--- PROBLEM TO WORK ON ---
Restate each entry word for word, leaving nothing out.

--- STORED ROWS ---
▼

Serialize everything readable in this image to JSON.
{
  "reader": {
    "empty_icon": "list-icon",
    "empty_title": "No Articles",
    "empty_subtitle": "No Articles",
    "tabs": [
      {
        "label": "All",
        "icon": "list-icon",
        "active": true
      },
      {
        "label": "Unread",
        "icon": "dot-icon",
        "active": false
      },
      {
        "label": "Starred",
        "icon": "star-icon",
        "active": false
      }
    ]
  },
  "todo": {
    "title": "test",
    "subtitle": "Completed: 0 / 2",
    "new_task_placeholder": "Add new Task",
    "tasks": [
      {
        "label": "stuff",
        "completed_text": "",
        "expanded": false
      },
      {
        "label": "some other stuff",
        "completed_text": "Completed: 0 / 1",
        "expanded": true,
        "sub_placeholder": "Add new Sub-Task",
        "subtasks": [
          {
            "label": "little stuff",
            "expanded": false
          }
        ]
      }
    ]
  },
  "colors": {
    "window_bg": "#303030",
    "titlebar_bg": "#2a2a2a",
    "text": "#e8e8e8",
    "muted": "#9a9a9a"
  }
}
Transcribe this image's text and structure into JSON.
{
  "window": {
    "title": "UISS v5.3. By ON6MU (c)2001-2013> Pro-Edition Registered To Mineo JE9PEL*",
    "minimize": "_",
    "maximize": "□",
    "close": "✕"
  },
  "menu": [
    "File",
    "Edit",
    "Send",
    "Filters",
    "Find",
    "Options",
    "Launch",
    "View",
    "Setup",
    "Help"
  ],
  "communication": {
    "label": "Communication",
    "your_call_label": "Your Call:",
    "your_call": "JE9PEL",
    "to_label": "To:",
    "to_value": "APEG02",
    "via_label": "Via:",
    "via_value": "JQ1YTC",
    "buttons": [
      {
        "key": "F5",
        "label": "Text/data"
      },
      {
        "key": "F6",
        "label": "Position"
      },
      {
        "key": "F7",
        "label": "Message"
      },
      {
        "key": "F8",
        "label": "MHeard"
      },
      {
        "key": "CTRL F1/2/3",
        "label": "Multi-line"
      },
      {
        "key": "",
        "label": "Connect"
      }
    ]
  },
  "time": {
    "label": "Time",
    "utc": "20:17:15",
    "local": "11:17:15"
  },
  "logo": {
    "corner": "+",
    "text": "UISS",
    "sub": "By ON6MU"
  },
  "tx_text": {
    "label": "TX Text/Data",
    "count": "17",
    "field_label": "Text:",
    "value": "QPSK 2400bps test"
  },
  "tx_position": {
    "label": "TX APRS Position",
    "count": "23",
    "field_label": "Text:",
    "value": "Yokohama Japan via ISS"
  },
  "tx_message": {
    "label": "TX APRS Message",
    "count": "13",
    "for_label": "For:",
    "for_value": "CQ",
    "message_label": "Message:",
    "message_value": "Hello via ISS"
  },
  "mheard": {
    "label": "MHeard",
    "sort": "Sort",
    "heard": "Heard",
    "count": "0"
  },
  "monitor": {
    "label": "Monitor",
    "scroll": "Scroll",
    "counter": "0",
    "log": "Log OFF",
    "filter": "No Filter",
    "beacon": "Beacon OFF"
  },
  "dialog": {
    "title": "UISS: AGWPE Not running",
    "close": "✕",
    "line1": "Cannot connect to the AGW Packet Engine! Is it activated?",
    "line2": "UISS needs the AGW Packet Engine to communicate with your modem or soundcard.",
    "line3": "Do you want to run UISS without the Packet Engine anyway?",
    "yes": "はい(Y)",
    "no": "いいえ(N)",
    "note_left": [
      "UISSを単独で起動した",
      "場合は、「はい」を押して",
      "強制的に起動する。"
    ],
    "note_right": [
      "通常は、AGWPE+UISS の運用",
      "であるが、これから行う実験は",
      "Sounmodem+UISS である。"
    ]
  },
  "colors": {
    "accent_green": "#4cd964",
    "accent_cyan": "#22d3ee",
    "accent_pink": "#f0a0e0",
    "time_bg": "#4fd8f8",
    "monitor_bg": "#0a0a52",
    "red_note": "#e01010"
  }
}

▲

--- FINAL ANSWER ---
Serialize everything readable in this image to JSON.
{
  "reader": {
    "empty_icon": "list-icon",
    "empty_title": "No Articles",
    "empty_subtitle": "No Articles",
    "tabs": [
      {
        "label": "All",
        "icon": "list-icon",
        "active": true
      },
      {
        "label": "Unread",
        "icon": "dot-icon",
        "active": false
      },
      {
        "label": "Starred",
        "icon": "star-icon",
        "active": false
      }
    ]
  },
  "todo": {
    "title": "test",
    "subtitle": "Completed: 0 / 2",
    "new_task_placeholder": "Add new Task",
    "tasks": [
      {
        "label": "stuff",
        "completed_text": "",
        "expanded": false
      },
      {
        "label": "some other stuff",
        "completed_text": "Completed: 0 / 1",
        "expanded": true,
        "sub_placeholder": "Add new Sub-Task",
        "subtasks": [
          {
            "label": "little stuff",
            "expanded": false
          }
        ]
      }
    ]
  },
  "colors": {
    "window_bg": "#303030",
    "titlebar_bg": "#2a2a2a",
    "text": "#e8e8e8",
    "muted": "#9a9a9a"
  }
}
Transcribe this image's text and structure into JSON.
{
  "window": {
    "title": "UISS v5.3. By ON6MU (c)2001-2013> Pro-Edition Registered To Mineo JE9PEL*",
    "minimize": "_",
    "maximize": "□",
    "close": "✕"
  },
  "menu": [
    "File",
    "Edit",
    "Send",
    "Filters",
    "Find",
    "Options",
    "Launch",
    "View",
    "Setup",
    "Help"
  ],
  "communication": {
    "label": "Communication",
    "your_call_label": "Your Call:",
    "your_call": "JE9PEL",
    "to_label": "To:",
    "to_value": "APEG02",
    "via_label": "Via:",
    "via_value": "JQ1YTC",
    "buttons": [
      {
        "key": "F5",
        "label": "Text/data"
      },
      {
        "key": "F6",
        "label": "Position"
      },
      {
        "key": "F7",
        "label": "Message"
      },
      {
        "key": "F8",
        "label": "MHeard"
      },
      {
        "key": "CTRL F1/2/3",
        "label": "Multi-line"
      },
      {
        "key": "",
        "label": "Connect"
      }
    ]
  },
  "time": {
    "label": "Time",
    "utc": "20:17:15",
    "local": "11:17:15"
  },
  "logo": {
    "corner": "+",
    "text": "UISS",
    "sub": "By ON6MU"
  },
  "tx_text": {
    "label": "TX Text/Data",
    "count": "17",
    "field_label": "Text:",
    "value": "QPSK 2400bps test"
  },
  "tx_position": {
    "label": "TX APRS Position",
    "count": "23",
    "field_label": "Text:",
    "value": "Yokohama Japan via ISS"
  },
  "tx_message": {
    "label": "TX APRS Message",
    "count": "13",
    "for_label": "For:",
    "for_value": "CQ",
    "message_label": "Message:",
    "message_value": "Hello via ISS"
  },
  "mheard": {
    "label": "MHeard",
    "sort": "Sort",
    "heard": "Heard",
    "count": "0"
  },
  "monitor": {
    "label": "Monitor",
    "scroll": "Scroll",
    "counter": "0",
    "log": "Log OFF",
    "filter": "No Filter",
    "beacon": "Beacon OFF"
  },
  "dialog": {
    "title": "UISS: AGWPE Not running",
    "close": "✕",
    "line1": "Cannot connect to the AGW Packet Engine! Is it activated?",
    "line2": "UISS needs the AGW Packet Engine to communicate with your modem or soundcard.",
    "line3": "Do you want to run UISS without the Packet Engine anyway?",
    "yes": "はい(Y)",
    "no": "いいえ(N)",
    "note_left": [
      "UISSを単独で起動した",
      "場合は、「はい」を押して",
      "強制的に起動する。"
    ],
    "note_right": [
      "通常は、AGWPE+UISS の運用",
      "であるが、これから行う実験は",
      "Sounmodem+UISS である。"
    ]
  },
  "colors": {
    "accent_green": "#4cd964",
    "accent_cyan": "#22d3ee",
    "accent_pink": "#f0a0e0",
    "time_bg": "#4fd8f8",
    "monitor_bg": "#0a0a52",
    "red_note": "#e01010"
  }
}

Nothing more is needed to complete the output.